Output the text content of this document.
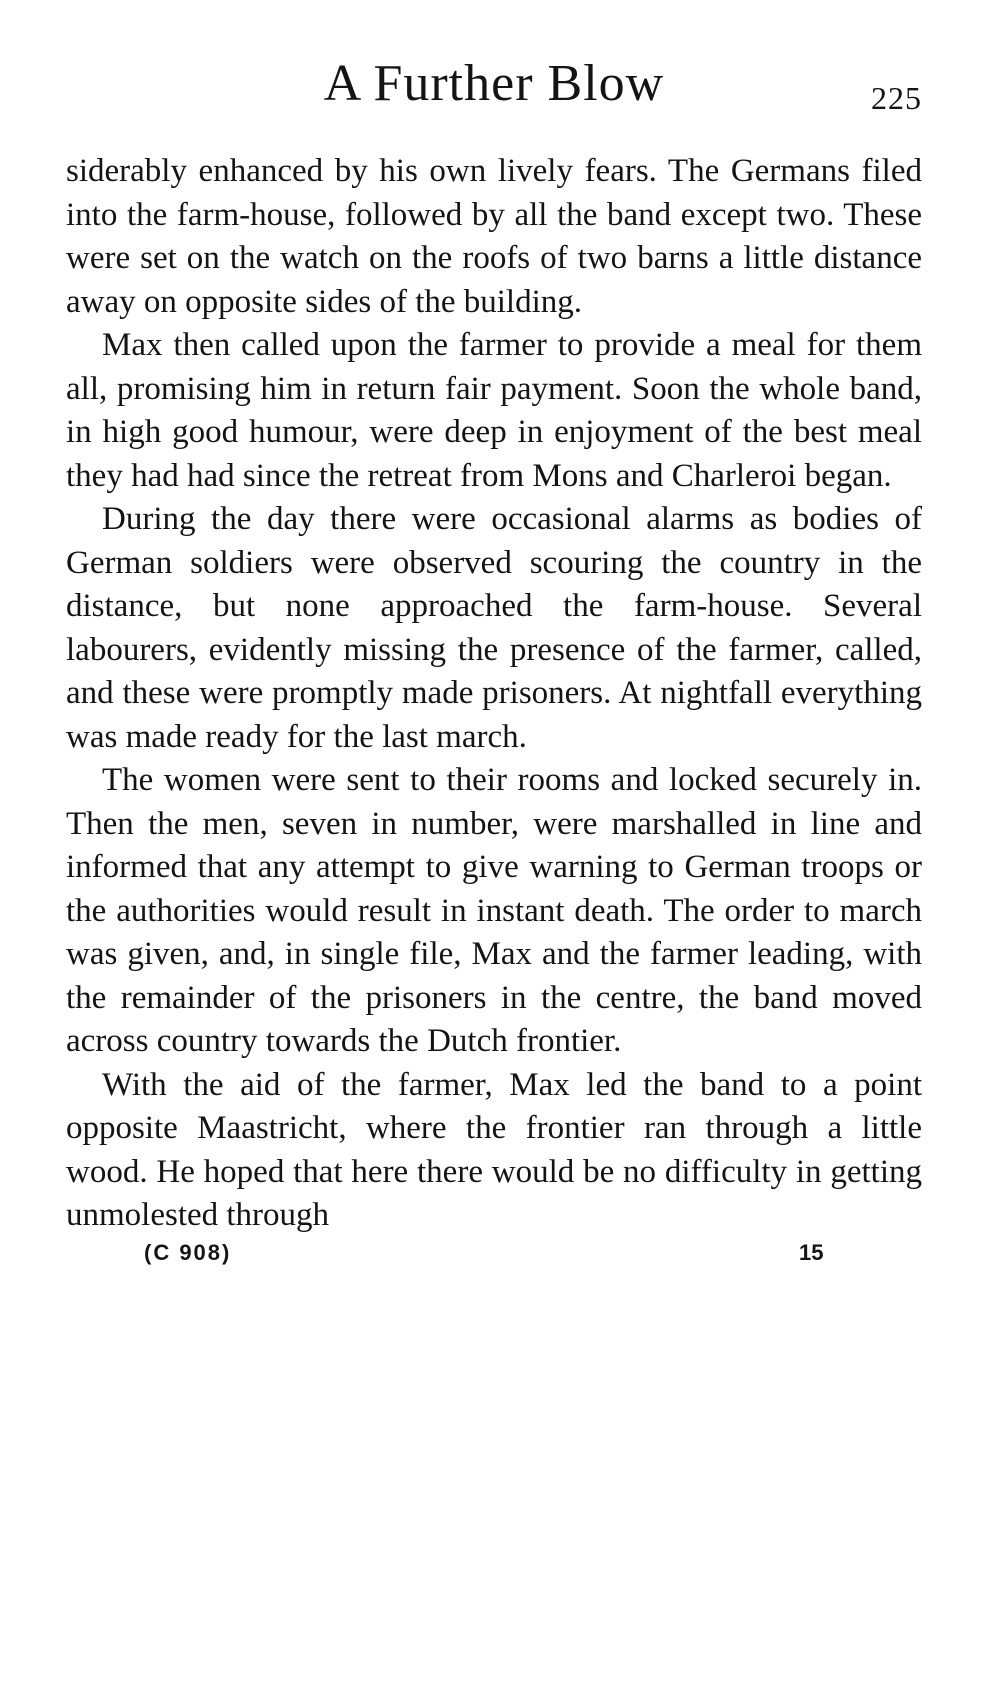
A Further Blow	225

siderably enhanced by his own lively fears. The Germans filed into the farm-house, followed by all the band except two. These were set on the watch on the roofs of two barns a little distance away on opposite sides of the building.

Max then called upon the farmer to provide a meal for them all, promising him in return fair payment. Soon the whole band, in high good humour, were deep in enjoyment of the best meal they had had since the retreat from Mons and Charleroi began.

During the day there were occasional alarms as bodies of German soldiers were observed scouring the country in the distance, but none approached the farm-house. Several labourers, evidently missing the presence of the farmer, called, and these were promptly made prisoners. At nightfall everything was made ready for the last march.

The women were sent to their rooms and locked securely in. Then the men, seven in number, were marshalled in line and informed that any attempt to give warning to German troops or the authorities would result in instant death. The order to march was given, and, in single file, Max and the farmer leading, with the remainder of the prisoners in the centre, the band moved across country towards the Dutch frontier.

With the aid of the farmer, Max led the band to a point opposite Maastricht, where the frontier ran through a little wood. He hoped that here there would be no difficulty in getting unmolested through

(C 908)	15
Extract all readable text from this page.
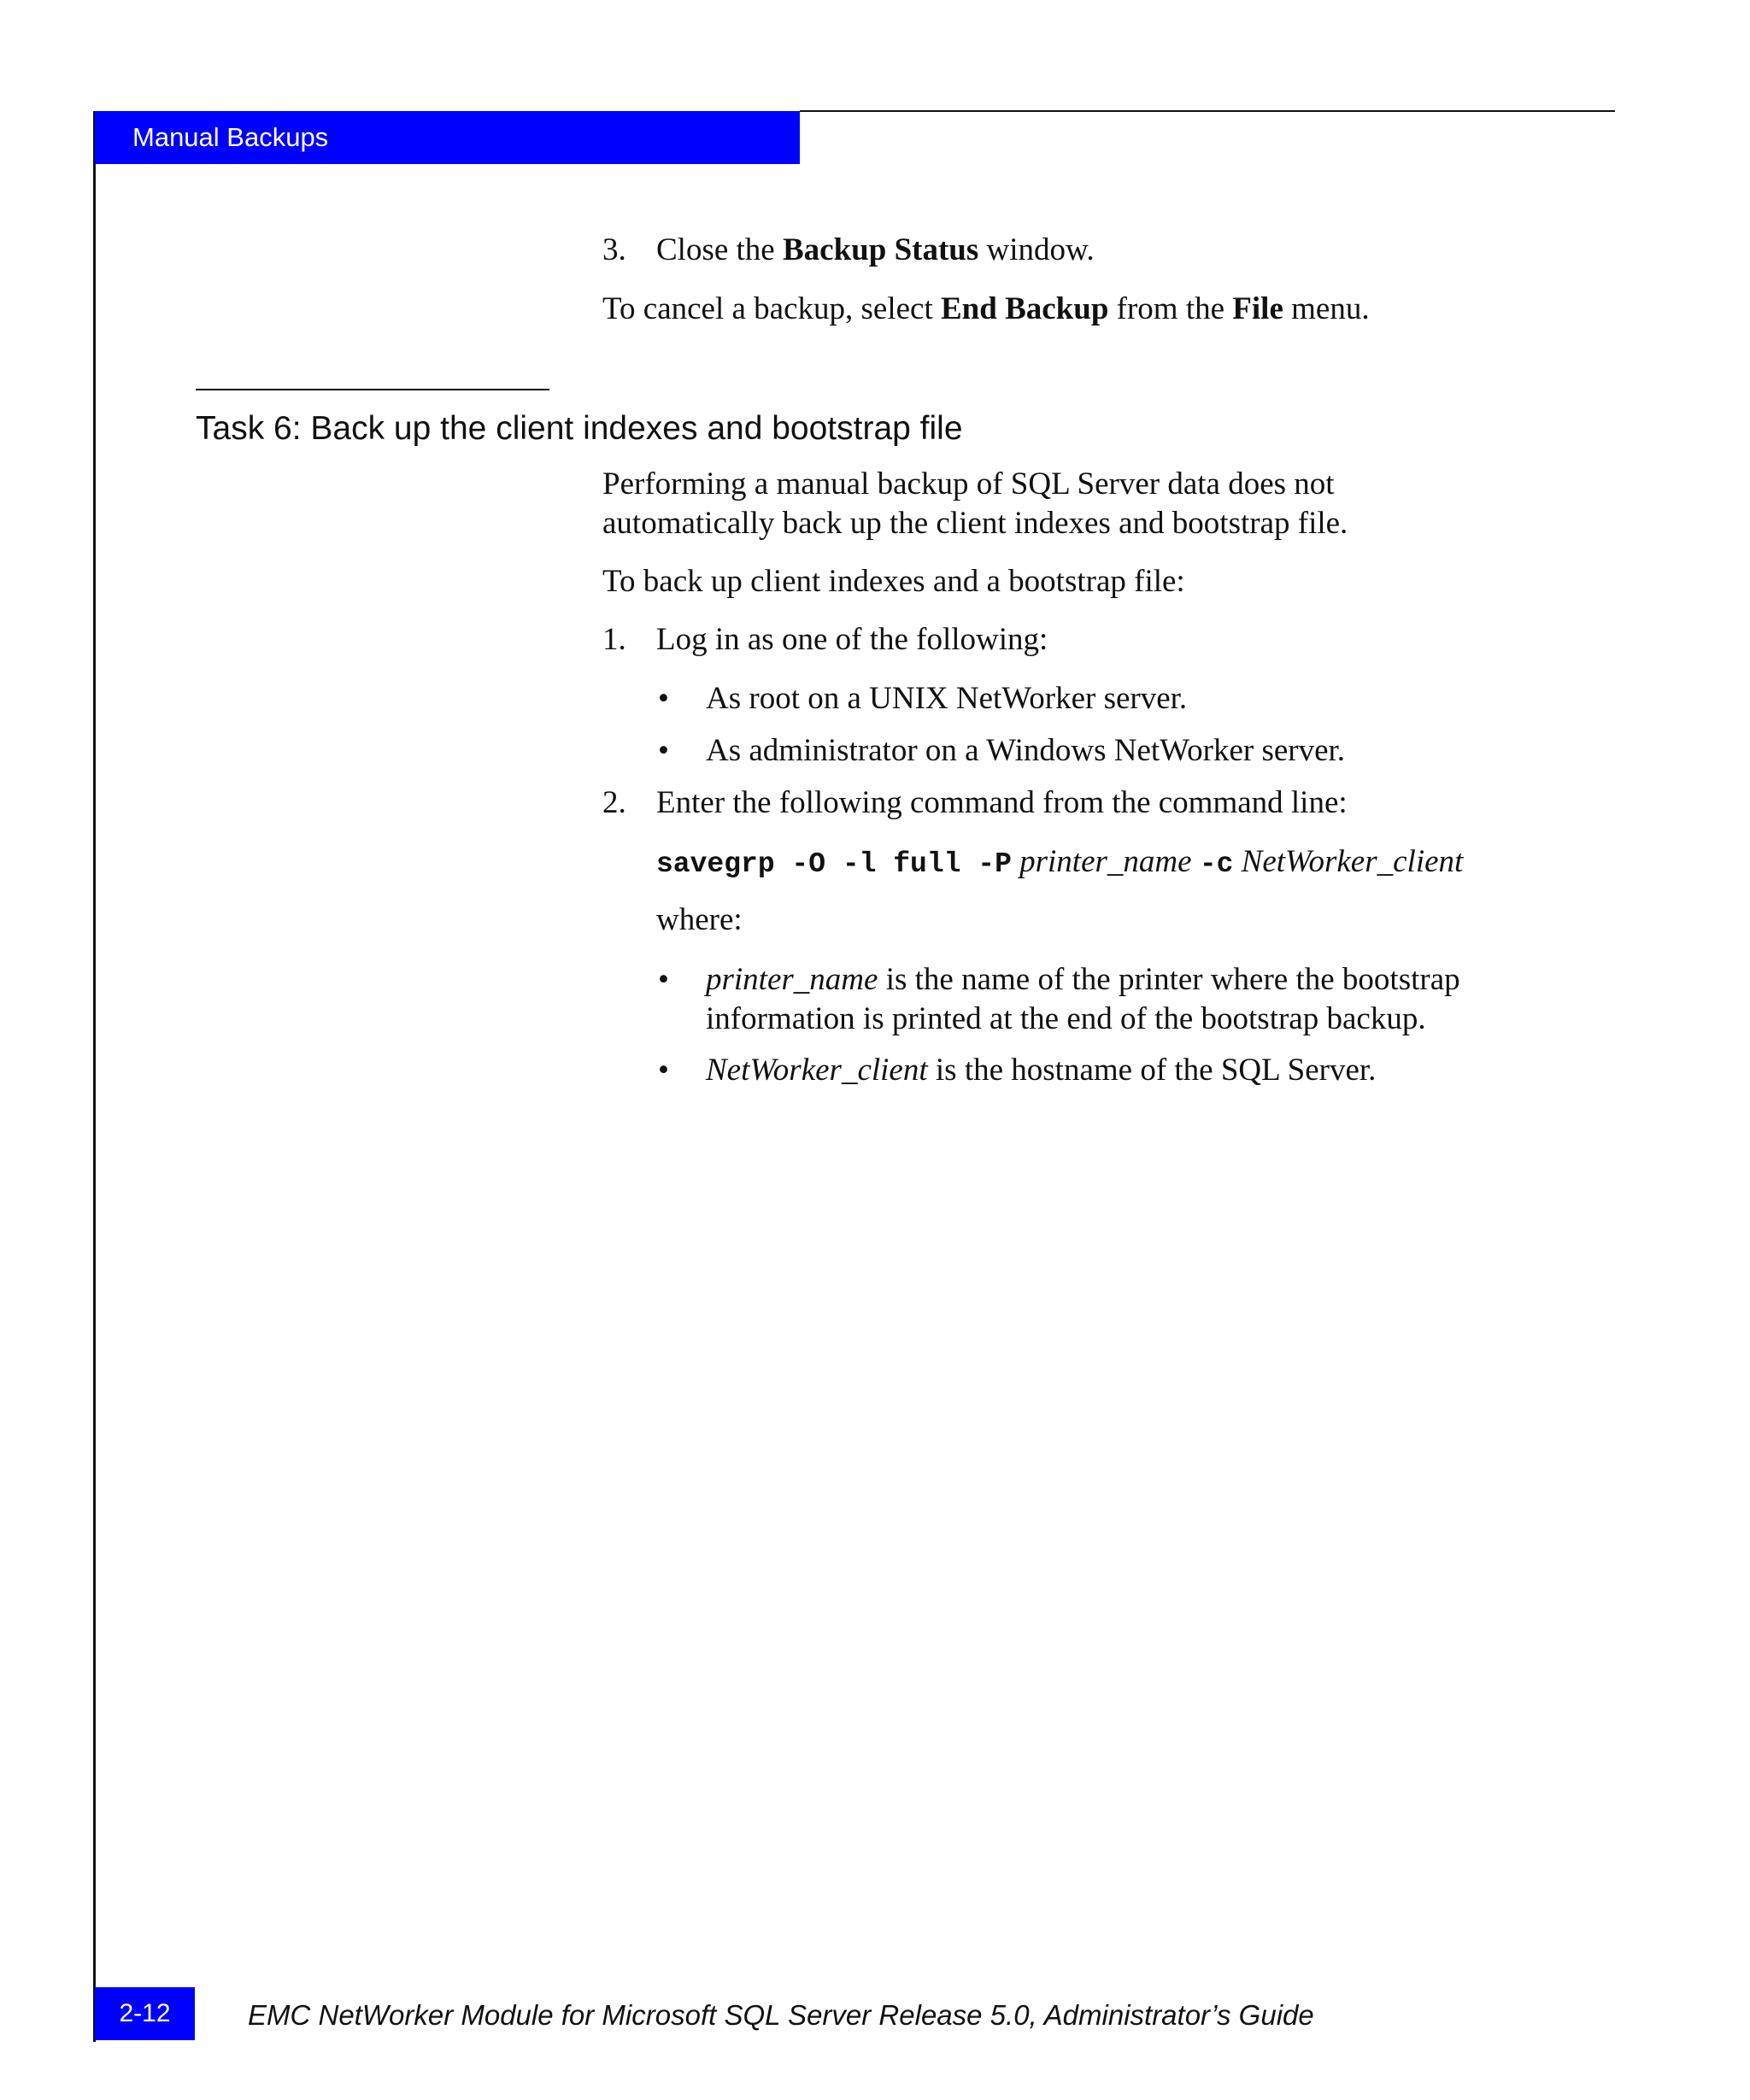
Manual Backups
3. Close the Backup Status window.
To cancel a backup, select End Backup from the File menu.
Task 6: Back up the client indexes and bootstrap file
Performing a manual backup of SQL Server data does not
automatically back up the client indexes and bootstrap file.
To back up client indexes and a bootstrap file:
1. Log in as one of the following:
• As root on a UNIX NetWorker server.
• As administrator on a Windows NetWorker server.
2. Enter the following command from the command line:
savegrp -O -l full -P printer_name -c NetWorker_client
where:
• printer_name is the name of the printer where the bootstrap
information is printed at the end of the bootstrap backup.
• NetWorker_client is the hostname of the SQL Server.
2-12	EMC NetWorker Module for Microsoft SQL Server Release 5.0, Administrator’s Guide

________

— Exercise directions —
Identify the lines that hold the word "opposite". Copy every one of them.

— Exercise solution —
siderably enhanced by his own lively fears. The Germans filed into the farm-house, followed by all the band except two. These were set on the watch on the roofs of two barns a little distance away on opposite sides of the building.
With the aid of the farmer, Max led the band to a point opposite Maastricht, where the frontier ran through a little wood. He hoped that here there would be no difficulty in getting unmolested through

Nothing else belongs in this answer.